== REQUIRED WORK ==
Gather all lines in the entries below that include the word "DESPUÉS".

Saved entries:

········

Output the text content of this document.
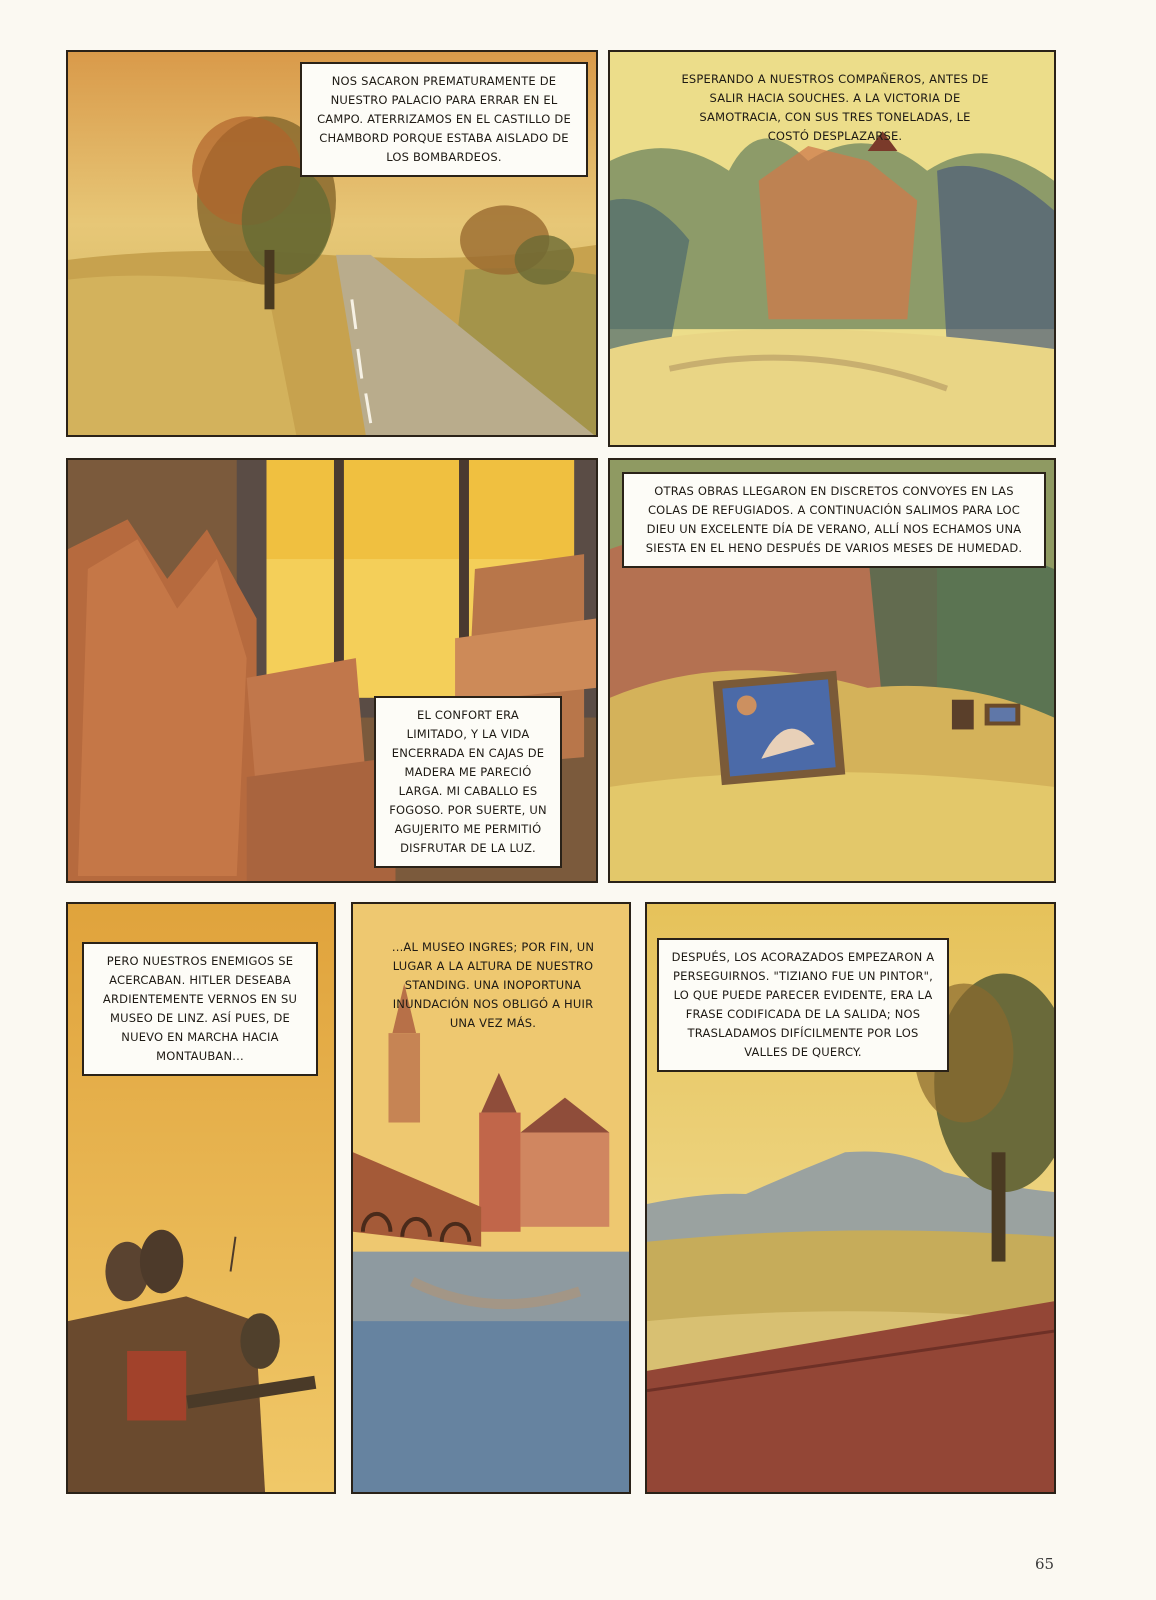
NOS SACARON PREMATURAMENTE DE NUESTRO PALACIO PARA ERRAR EN EL CAMPO. ATERRIZAMOS EN EL CASTILLO DE CHAMBORD PORQUE ESTABA AISLADO DE LOS BOMBARDEOS.
ESPERANDO A NUESTROS COMPAÑEROS, ANTES DE SALIR HACIA SOUCHES. A LA VICTORIA DE SAMOTRACIA, CON SUS TRES TONELADAS, LE COSTÓ DESPLAZARSE.
EL CONFORT ERA LIMITADO, Y LA VIDA ENCERRADA EN CAJAS DE MADERA ME PARECIÓ LARGA. MI CABALLO ES FOGOSO. POR SUERTE, UN AGUJERITO ME PERMITIÓ DISFRUTAR DE LA LUZ.
OTRAS OBRAS LLEGARON EN DISCRETOS CONVOYES EN LAS COLAS DE REFUGIADOS. A CONTINUACIÓN SALIMOS PARA LOC DIEU UN EXCELENTE DÍA DE VERANO, ALLÍ NOS ECHAMOS UNA SIESTA EN EL HENO DESPUÉS DE VARIOS MESES DE HUMEDAD.
PERO NUESTROS ENEMIGOS SE ACERCABAN. HITLER DESEABA ARDIENTEMENTE VERNOS EN SU MUSEO DE LINZ. ASÍ PUES, DE NUEVO EN MARCHA HACIA MONTAUBAN...
...AL MUSEO INGRES; POR FIN, UN LUGAR A LA ALTURA DE NUESTRO STANDING. UNA INOPORTUNA INUNDACIÓN NOS OBLIGÓ A HUIR UNA VEZ MÁS.
DESPUÉS, LOS ACORAZADOS EMPEZARON A PERSEGUIRNOS. "TIZIANO FUE UN PINTOR", LO QUE PUEDE PARECER EVIDENTE, ERA LA FRASE CODIFICADA DE LA SALIDA; NOS TRASLADAMOS DIFÍCILMENTE POR LOS VALLES DE QUERCY.
65
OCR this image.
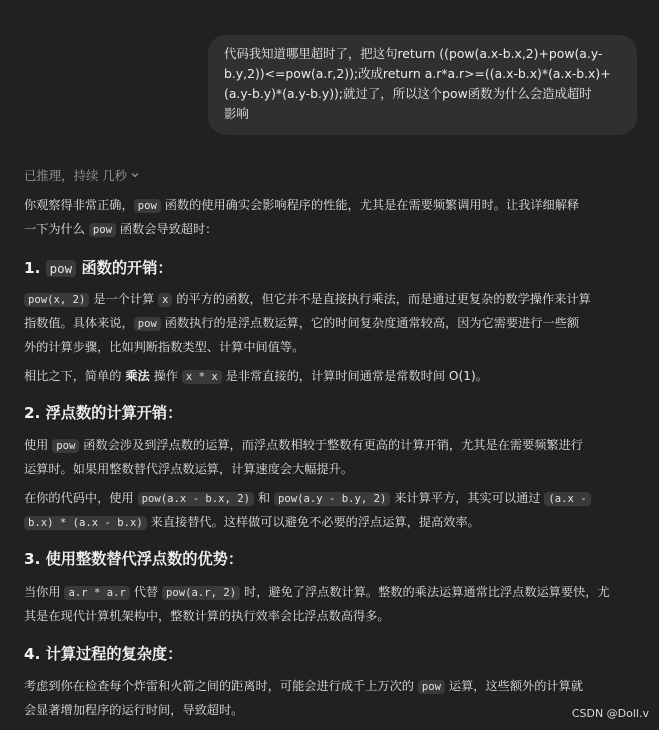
代码我知道哪里超时了，把这句return ((pow(a.x-b.x,2)+pow(a.y-
b.y,2))<=pow(a.r,2));改成return a.r*a.r>=((a.x-b.x)*(a.x-b.x)+
(a.y-b.y)*(a.y-b.y));就过了，所以这个pow函数为什么会造成超时
影响
已推理，持续 几秒
你观察得非常正确， pow 函数的使用确实会影响程序的性能，尤其是在需要频繁调用时。让我详细解释
一下为什么 pow 函数会导致超时：
1. pow 函数的开销：
pow(x, 2) 是一个计算 x 的平方的函数，但它并不是直接执行乘法，而是通过更复杂的数学操作来计算
指数值。具体来说， pow 函数执行的是浮点数运算，它的时间复杂度通常较高，因为它需要进行一些额
外的计算步骤，比如判断指数类型、计算中间值等。
相比之下，简单的 乘法 操作 x * x 是非常直接的，计算时间通常是常数时间 O(1)。
2. 浮点数的计算开销：
使用 pow 函数会涉及到浮点数的运算，而浮点数相较于整数有更高的计算开销，尤其是在需要频繁进行
运算时。如果用整数替代浮点数运算，计算速度会大幅提升。
在你的代码中，使用 pow(a.x - b.x, 2) 和 pow(a.y - b.y, 2) 来计算平方，其实可以通过 (a.x -
b.x) * (a.x - b.x) 来直接替代。这样做可以避免不必要的浮点运算，提高效率。
3. 使用整数替代浮点数的优势：
当你用 a.r * a.r 代替 pow(a.r, 2) 时，避免了浮点数计算。整数的乘法运算通常比浮点数运算要快，尤
其是在现代计算机架构中，整数计算的执行效率会比浮点数高得多。
4. 计算过程的复杂度：
考虑到你在检查每个炸雷和火箭之间的距离时，可能会进行成千上万次的 pow 运算，这些额外的计算就
会显著增加程序的运行时间，导致超时。	CSDN @Doll.v
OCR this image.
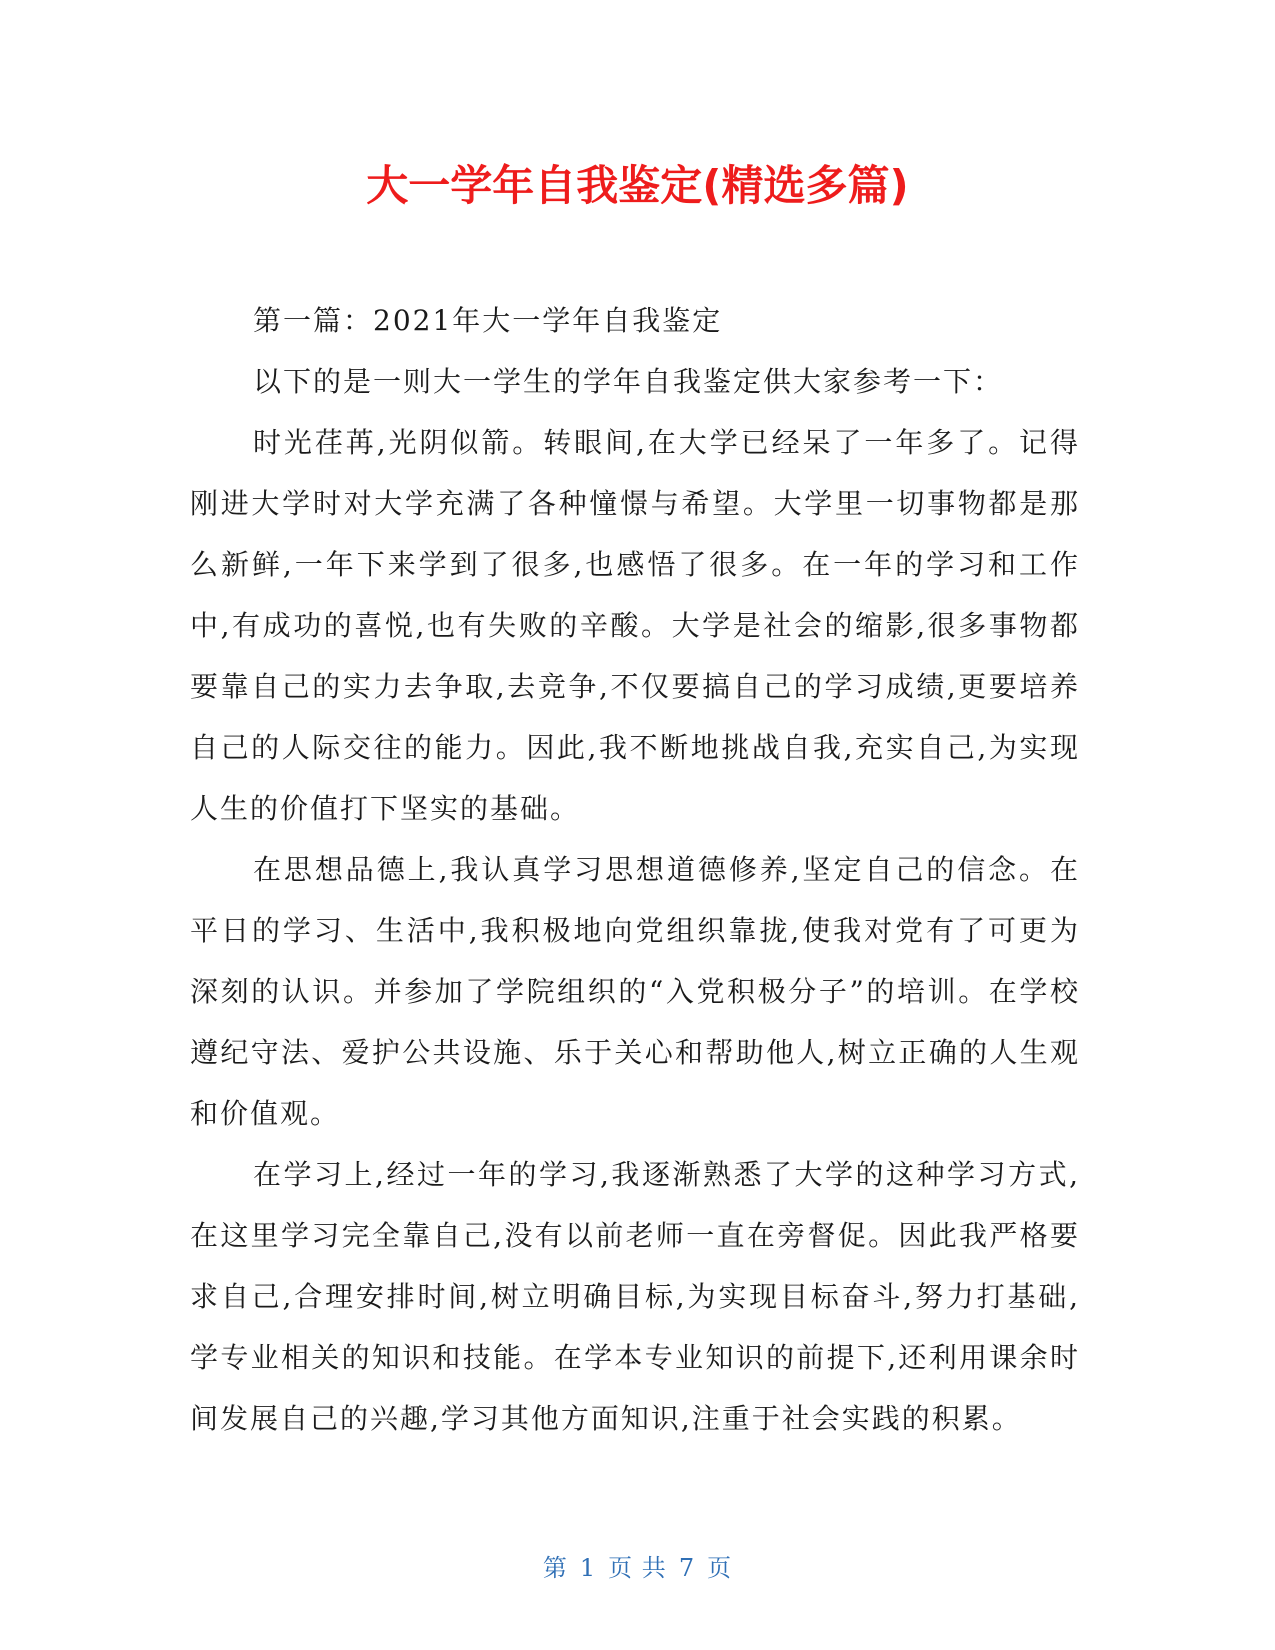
大一学年自我鉴定(精选多篇)

第一篇：2021年大一学年自我鉴定

以下的是一则大一学生的学年自我鉴定供大家参考一下：

时光荏苒,光阴似箭。转眼间,在大学已经呆了一年多了。记得刚进大学时对大学充满了各种憧憬与希望。大学里一切事物都是那么新鲜,一年下来学到了很多,也感悟了很多。在一年的学习和工作中,有成功的喜悦,也有失败的辛酸。大学是社会的缩影,很多事物都要靠自己的实力去争取,去竞争,不仅要搞自己的学习成绩,更要培养自己的人际交往的能力。因此,我不断地挑战自我,充实自己,为实现人生的价值打下坚实的基础。

在思想品德上,我认真学习思想道德修养,坚定自己的信念。在平日的学习、生活中,我积极地向党组织靠拢,使我对党有了可更为深刻的认识。并参加了学院组织的“入党积极分子”的培训。在学校遵纪守法、爱护公共设施、乐于关心和帮助他人,树立正确的人生观和价值观。

在学习上,经过一年的学习,我逐渐熟悉了大学的这种学习方式,在这里学习完全靠自己,没有以前老师一直在旁督促。因此我严格要求自己,合理安排时间,树立明确目标,为实现目标奋斗,努力打基础,学专业相关的知识和技能。在学本专业知识的前提下,还利用课余时间发展自己的兴趣,学习其他方面知识,注重于社会实践的积累。

第 1 页 共 7 页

········

== EXPECTED ANSWER ==
OTRAS OBRAS LLEGARON EN DISCRETOS CONVOYES EN LAS COLAS DE REFUGIADOS. A CONTINUACIÓN SALIMOS PARA LOC DIEU UN EXCELENTE DÍA DE VERANO, ALLÍ NOS ECHAMOS UNA SIESTA EN EL HENO DESPUÉS DE VARIOS MESES DE HUMEDAD.
DESPUÉS, LOS ACORAZADOS EMPEZARON A PERSEGUIRNOS. "TIZIANO FUE UN PINTOR", LO QUE PUEDE PARECER EVIDENTE, ERA LA FRASE CODIFICADA DE LA SALIDA; NOS TRASLADAMOS DIFÍCILMENTE POR LOS VALLES DE QUERCY.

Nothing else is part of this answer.